### INFORMATION SHOWN

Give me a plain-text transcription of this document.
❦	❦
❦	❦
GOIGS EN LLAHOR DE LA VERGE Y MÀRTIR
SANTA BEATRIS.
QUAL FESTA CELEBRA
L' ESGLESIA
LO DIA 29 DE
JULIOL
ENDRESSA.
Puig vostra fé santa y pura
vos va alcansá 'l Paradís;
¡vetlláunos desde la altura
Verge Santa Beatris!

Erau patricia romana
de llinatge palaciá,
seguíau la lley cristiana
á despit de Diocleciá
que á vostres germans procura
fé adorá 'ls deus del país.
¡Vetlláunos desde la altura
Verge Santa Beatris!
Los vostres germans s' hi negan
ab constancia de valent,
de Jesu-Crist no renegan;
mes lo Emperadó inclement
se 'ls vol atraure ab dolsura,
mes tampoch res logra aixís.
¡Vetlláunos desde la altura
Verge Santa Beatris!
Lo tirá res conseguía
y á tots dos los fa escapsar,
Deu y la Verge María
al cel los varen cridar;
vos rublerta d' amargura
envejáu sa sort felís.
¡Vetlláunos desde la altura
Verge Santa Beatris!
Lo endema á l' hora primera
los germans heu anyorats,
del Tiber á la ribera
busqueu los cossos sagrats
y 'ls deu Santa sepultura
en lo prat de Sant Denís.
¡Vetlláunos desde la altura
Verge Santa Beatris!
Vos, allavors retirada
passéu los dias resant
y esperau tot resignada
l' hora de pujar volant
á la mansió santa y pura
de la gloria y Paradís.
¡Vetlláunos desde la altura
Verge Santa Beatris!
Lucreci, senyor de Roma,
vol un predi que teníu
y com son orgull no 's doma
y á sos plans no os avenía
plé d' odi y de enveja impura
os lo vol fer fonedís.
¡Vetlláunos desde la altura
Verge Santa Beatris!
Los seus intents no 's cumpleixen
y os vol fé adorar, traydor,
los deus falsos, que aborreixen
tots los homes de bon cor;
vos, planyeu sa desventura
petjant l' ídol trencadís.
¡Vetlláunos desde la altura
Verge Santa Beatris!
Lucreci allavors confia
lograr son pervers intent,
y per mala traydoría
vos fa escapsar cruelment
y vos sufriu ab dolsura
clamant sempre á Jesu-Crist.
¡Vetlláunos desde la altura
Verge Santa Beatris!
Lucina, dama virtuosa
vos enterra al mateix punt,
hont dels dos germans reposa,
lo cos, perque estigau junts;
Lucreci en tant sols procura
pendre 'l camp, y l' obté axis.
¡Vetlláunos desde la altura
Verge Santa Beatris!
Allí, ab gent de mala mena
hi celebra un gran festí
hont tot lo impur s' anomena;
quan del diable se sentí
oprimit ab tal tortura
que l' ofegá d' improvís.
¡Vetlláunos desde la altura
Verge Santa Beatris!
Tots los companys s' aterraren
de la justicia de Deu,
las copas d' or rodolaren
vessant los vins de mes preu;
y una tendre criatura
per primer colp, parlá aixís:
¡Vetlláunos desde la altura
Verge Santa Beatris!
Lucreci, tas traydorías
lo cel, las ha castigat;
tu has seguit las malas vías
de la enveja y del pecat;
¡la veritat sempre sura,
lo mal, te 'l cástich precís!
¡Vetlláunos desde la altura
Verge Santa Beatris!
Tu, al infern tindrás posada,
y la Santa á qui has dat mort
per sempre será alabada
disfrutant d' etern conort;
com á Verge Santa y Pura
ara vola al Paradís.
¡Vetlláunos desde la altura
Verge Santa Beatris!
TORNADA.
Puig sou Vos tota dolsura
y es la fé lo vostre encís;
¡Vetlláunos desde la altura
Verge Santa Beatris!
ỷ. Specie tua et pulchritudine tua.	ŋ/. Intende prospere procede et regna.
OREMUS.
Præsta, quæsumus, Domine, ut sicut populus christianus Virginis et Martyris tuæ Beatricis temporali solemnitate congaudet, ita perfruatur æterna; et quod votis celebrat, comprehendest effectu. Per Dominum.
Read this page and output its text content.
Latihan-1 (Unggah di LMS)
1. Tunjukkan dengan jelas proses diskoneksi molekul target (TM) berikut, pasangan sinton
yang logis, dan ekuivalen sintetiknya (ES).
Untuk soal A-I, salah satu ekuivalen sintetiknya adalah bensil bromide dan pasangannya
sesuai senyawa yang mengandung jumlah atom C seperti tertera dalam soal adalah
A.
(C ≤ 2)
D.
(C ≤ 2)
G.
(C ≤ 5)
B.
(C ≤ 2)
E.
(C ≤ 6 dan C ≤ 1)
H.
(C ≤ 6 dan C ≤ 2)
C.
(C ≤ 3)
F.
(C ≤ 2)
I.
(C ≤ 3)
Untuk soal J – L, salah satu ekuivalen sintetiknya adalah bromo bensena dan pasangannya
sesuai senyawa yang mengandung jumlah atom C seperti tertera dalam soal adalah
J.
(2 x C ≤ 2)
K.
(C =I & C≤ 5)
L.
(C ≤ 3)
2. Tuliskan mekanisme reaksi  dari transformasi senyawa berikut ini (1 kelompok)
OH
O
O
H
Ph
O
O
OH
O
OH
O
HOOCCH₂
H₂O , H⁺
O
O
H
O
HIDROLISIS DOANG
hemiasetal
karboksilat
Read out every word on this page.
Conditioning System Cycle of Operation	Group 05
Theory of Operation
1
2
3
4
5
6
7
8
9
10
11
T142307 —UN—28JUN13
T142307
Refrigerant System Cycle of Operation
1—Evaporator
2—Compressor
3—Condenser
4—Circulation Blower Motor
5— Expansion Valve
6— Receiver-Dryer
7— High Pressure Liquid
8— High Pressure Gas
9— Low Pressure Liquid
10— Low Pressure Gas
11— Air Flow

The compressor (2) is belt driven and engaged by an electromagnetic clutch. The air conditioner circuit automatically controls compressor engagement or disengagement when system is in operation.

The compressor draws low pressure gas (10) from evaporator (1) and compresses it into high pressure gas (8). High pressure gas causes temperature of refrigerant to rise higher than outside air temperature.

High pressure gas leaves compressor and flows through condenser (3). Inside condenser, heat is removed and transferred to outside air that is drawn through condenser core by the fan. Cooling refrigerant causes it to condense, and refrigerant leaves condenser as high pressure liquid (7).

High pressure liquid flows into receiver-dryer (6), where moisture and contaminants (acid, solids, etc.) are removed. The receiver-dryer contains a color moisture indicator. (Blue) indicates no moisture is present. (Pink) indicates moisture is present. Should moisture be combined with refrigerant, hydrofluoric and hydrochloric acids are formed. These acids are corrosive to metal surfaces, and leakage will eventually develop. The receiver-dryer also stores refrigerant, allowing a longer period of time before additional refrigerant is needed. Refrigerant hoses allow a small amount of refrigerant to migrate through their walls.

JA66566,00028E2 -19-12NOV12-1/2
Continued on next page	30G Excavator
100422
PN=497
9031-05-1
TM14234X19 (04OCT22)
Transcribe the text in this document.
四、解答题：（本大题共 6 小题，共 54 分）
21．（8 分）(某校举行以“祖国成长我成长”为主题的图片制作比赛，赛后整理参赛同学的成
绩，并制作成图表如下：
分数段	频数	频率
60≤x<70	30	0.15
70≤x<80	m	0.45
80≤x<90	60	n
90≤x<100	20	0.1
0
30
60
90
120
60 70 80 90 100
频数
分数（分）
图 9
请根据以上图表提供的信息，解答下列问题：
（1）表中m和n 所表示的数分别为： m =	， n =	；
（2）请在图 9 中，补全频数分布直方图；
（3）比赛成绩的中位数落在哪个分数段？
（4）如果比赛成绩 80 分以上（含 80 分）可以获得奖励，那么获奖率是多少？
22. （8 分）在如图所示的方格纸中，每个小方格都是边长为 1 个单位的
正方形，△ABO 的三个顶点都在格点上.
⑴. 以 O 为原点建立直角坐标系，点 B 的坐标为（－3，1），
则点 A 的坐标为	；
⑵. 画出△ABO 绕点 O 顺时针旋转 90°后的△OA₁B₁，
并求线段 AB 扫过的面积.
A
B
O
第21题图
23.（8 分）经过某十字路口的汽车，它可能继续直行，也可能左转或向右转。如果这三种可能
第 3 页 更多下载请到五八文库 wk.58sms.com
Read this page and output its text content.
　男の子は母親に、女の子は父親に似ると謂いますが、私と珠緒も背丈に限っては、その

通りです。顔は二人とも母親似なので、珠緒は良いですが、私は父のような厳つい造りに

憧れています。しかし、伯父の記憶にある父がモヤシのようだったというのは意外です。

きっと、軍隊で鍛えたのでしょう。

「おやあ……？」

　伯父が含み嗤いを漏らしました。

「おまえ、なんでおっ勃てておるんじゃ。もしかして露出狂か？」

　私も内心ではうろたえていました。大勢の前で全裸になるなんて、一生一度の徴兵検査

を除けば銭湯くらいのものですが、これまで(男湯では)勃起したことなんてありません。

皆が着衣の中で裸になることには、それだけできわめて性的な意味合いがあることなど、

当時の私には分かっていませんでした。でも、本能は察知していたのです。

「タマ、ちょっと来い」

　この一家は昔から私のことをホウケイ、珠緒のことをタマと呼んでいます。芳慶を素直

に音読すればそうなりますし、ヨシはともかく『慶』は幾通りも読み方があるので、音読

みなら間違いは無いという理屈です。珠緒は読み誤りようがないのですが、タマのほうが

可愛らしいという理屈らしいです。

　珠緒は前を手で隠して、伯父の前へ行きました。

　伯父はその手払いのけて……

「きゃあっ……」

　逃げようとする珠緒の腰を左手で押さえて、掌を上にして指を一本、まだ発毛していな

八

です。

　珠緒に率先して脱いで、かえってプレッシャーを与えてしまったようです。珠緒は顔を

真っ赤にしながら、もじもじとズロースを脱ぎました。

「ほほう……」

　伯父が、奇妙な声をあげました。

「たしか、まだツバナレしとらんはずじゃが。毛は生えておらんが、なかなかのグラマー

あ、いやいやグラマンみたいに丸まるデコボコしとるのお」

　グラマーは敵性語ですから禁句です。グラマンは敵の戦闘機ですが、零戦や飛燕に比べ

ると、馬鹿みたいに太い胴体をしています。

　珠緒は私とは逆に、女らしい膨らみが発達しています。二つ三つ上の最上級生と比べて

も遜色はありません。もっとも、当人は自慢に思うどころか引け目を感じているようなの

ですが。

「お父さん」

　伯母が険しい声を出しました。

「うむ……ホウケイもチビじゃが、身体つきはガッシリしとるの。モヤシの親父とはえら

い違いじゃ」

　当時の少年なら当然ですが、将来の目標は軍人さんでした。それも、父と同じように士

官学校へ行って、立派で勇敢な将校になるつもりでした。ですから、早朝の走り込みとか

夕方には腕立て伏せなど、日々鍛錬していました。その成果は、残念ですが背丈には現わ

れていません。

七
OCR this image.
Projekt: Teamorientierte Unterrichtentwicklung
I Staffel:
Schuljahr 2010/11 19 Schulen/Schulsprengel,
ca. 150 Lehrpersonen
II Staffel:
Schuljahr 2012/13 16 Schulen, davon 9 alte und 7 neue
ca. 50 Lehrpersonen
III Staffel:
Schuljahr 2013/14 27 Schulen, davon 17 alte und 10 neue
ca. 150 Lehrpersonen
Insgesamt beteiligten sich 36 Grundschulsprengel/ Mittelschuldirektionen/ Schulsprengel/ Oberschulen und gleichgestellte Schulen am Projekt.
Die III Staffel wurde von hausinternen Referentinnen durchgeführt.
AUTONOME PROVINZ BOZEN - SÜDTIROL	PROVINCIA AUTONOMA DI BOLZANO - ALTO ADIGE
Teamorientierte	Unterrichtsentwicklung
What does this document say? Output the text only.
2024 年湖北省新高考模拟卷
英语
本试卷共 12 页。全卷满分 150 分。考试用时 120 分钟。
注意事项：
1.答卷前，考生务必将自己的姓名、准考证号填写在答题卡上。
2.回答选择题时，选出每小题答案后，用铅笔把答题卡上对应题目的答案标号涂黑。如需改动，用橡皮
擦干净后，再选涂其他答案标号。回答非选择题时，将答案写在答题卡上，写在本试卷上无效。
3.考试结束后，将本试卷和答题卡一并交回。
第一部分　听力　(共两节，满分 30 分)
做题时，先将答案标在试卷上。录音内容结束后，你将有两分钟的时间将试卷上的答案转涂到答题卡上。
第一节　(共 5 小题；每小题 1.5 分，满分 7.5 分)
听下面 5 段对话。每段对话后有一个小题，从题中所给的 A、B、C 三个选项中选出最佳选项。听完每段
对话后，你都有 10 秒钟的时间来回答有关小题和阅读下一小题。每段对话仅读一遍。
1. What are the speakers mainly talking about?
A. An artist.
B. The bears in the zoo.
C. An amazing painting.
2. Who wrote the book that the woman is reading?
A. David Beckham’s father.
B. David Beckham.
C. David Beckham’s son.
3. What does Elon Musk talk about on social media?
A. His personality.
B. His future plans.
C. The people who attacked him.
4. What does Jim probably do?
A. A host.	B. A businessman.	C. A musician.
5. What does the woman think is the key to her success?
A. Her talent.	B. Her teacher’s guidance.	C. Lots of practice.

######

▸ **WHAT THIS TASK INVOLVES**
Your task is to gather every line with the word "alte" and copy it.

▸ **EXPECTED ANSWER**
Schuljahr 2012/13 16 Schulen, davon 9 alte und 7 neue
Schuljahr 2013/14 27 Schulen, davon 17 alte und 10 neue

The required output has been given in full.